-------- Listed records

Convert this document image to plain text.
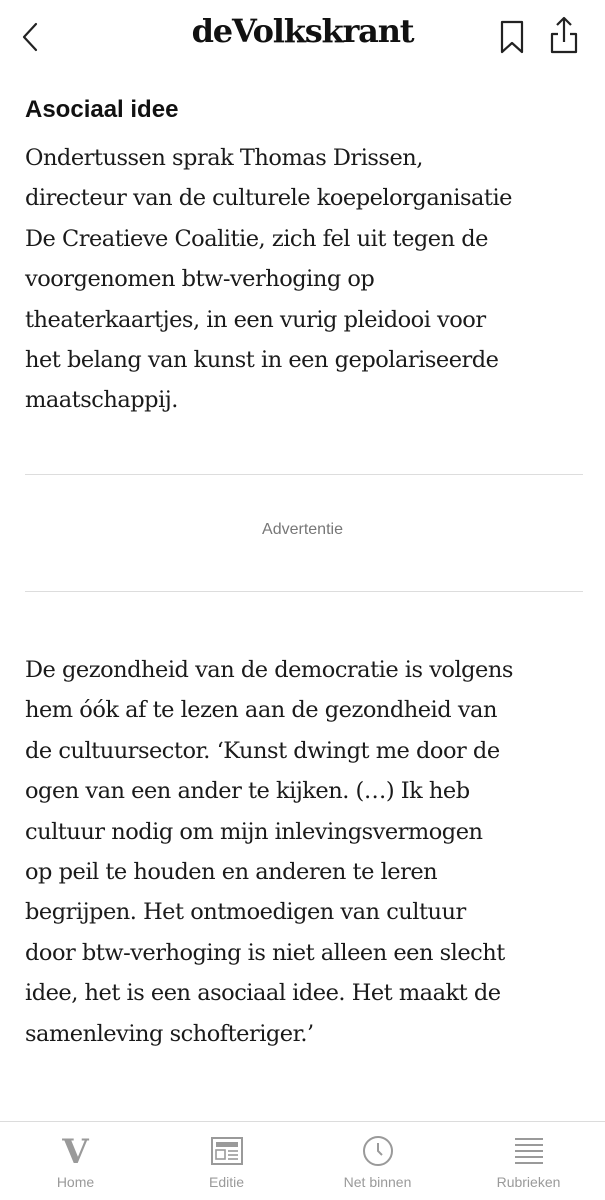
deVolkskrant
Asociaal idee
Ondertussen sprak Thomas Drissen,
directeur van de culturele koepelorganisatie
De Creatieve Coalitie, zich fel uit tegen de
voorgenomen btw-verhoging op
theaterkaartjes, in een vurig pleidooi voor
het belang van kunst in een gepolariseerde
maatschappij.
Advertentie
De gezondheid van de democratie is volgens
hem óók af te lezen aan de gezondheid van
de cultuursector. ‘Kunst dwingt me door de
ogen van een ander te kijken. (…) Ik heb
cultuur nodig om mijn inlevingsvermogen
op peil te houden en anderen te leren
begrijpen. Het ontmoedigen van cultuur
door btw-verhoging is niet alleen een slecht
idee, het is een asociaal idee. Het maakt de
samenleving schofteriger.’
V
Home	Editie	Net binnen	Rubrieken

----------------

#### Directions
Give back all of the data exactly, but not the pictures.

#### Output of the task
Convert this document image to plain text.
deVolkskrant
Asociaal idee
Ondertussen sprak Thomas Drissen,
directeur van de culturele koepelorganisatie
De Creatieve Coalitie, zich fel uit tegen de
voorgenomen btw-verhoging op
theaterkaartjes, in een vurig pleidooi voor
het belang van kunst in een gepolariseerde
maatschappij.
Advertentie
De gezondheid van de democratie is volgens
hem óók af te lezen aan de gezondheid van
de cultuursector. ‘Kunst dwingt me door de
ogen van een ander te kijken. (…) Ik heb
cultuur nodig om mijn inlevingsvermogen
op peil te houden en anderen te leren
begrijpen. Het ontmoedigen van cultuur
door btw-verhoging is niet alleen een slecht
idee, het is een asociaal idee. Het maakt de
samenleving schofteriger.’
V
Home	Editie	Net binnen	Rubrieken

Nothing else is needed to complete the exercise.